■ **Extract**:
Do you think a lot of people are scared to be vulnerable because deep down they don't think they're lovable? If somebody saw all of them, they wouldn't be... That's the lesson I learned as a child. Yeah. And more than anything, they probably inherited that belief system from one or both of their parents or caregivers. And they, in turn, probably inherited it. And so on and so on and so on and so on.

The question for all of us is what do we want to pass on? What is the lineage we would like to leave? Whether we're talking about the planet or we're talking about society or we're talking about our internal family dynamics, what do you want to leave your descendants? When I think about that as purpose, it overcomes all of that mishigas, good Yiddish word, foolishness that says...

■ **Directions**:
A - Rewrite the paragraph of the vulnerability conversation that begins "Do you think a lot of people are scared" as a short list of its main points.
B - Carry on the conversation about vulnerability and inherited beliefs from its final sentence.
The material is separate from the conversation on vulnerability above.

■ **Entries**:
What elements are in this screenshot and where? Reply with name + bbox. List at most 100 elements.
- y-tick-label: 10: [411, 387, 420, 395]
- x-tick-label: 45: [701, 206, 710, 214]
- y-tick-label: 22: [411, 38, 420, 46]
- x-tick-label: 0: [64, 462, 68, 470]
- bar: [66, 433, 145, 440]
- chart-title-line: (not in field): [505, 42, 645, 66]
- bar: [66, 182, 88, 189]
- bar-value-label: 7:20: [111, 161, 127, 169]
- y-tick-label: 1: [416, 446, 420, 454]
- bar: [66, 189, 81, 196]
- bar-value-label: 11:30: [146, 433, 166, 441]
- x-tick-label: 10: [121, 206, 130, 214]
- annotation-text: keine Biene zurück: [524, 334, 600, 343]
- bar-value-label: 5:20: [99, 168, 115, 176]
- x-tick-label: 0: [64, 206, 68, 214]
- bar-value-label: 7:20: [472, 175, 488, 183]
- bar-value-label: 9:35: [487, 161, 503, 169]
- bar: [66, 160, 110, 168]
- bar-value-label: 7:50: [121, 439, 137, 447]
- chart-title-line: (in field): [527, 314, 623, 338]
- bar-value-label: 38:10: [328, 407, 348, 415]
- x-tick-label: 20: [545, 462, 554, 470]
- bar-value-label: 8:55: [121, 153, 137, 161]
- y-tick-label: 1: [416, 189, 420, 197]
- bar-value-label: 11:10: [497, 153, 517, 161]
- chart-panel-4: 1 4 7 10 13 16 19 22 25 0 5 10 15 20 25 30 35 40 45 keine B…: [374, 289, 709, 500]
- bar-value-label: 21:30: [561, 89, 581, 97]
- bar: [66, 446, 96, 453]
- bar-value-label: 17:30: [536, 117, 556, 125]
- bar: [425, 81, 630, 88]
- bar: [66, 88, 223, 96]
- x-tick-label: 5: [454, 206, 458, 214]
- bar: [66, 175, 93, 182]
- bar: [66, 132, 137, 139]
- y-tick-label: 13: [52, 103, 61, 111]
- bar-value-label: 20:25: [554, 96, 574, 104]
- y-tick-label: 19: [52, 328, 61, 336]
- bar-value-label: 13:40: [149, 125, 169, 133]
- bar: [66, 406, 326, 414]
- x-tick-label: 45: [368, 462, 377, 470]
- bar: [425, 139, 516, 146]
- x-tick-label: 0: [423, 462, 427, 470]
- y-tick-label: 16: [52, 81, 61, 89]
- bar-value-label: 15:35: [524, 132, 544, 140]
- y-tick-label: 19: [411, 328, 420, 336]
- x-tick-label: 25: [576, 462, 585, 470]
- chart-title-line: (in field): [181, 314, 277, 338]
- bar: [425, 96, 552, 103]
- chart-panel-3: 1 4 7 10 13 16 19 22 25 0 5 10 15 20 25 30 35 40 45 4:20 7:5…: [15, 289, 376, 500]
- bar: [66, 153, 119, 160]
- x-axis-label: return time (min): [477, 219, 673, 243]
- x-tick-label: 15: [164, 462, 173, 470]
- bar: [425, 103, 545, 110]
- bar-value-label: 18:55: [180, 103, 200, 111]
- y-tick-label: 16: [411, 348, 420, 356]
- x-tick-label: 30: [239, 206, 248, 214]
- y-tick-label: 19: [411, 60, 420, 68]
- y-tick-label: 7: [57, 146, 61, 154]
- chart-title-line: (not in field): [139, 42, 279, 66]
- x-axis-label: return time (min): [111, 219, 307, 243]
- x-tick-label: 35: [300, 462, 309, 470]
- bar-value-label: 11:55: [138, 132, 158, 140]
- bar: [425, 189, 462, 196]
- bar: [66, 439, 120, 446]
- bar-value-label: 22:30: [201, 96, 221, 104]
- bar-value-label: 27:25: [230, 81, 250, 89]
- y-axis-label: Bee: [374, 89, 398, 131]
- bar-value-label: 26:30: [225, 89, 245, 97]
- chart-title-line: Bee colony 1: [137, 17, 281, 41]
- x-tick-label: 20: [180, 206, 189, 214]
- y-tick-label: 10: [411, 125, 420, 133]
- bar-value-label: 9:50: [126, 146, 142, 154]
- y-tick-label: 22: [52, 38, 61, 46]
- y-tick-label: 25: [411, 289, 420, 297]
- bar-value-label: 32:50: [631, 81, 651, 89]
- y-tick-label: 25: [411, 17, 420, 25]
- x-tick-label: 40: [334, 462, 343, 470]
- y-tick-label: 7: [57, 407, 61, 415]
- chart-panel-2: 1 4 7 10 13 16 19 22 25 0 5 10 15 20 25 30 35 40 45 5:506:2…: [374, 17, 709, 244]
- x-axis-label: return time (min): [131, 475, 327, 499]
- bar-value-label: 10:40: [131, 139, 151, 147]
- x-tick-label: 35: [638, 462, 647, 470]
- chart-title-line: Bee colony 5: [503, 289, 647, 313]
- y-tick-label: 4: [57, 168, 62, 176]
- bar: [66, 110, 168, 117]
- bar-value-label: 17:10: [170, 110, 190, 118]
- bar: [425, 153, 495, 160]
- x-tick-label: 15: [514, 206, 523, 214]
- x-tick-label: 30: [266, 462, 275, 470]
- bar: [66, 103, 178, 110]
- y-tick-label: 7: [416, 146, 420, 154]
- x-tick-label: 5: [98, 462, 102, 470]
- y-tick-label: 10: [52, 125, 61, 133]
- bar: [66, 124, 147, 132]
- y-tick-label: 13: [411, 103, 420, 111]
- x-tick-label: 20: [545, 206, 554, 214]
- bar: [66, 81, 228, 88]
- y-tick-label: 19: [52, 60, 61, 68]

■ **In response**:
A -
- Many people may fear being vulnerable because, deep down, they believe they are not lovable.
- The speaker learned that lesson as a child.
- People likely inherit this belief from one or both parents or caregivers.
- Those parents or caregivers probably inherited it in turn, and so on through the generations.

B -
you didn't do enough. You didn't make enough money. You didn't have enough success. Your book's not a bestseller. Whatever it is, the story you tell yourself, enough. We use the word discernment a lot. And we've used that in sort of like the context of choosing. And that's part of being an adult, but also part of being an adult

which we haven't talked about that involves discernment is the people you surround yourself with, your friends. And why do we keep people in our lives that bring us down or that we know aren't right, but we're scared to detach and let go? And how do we change this? Well, I think you just answered your own question. We're scared to detach and let go.

Right? Because the first question I was going to, when we look at patterns in our lives and maintaining relationships that are not good for us is a good example of a pattern. I remember working with a client who was complaining to me about her boss and her boss's name was John. And one day I said, wait, wasn't your last boss named John? She goes, yeah. Yeah.

And the boss before that, wasn't he named John? Yeah. What's your father's name? John. When we look at those patterns, it is so useful to ask ourselves, without inducing shame or blame, what is the benefit? Why do I keep this relationship going when they hurt me?

It's like what we need to develop is a kind of, you know, body hacking device that tells us don't do that. You, you do that and you see this friend and all you feel is terrible about yourself. A, why do you persist in seeing this friend? And B, what is it about the relationship with this friend that makes you feel bad about yourself?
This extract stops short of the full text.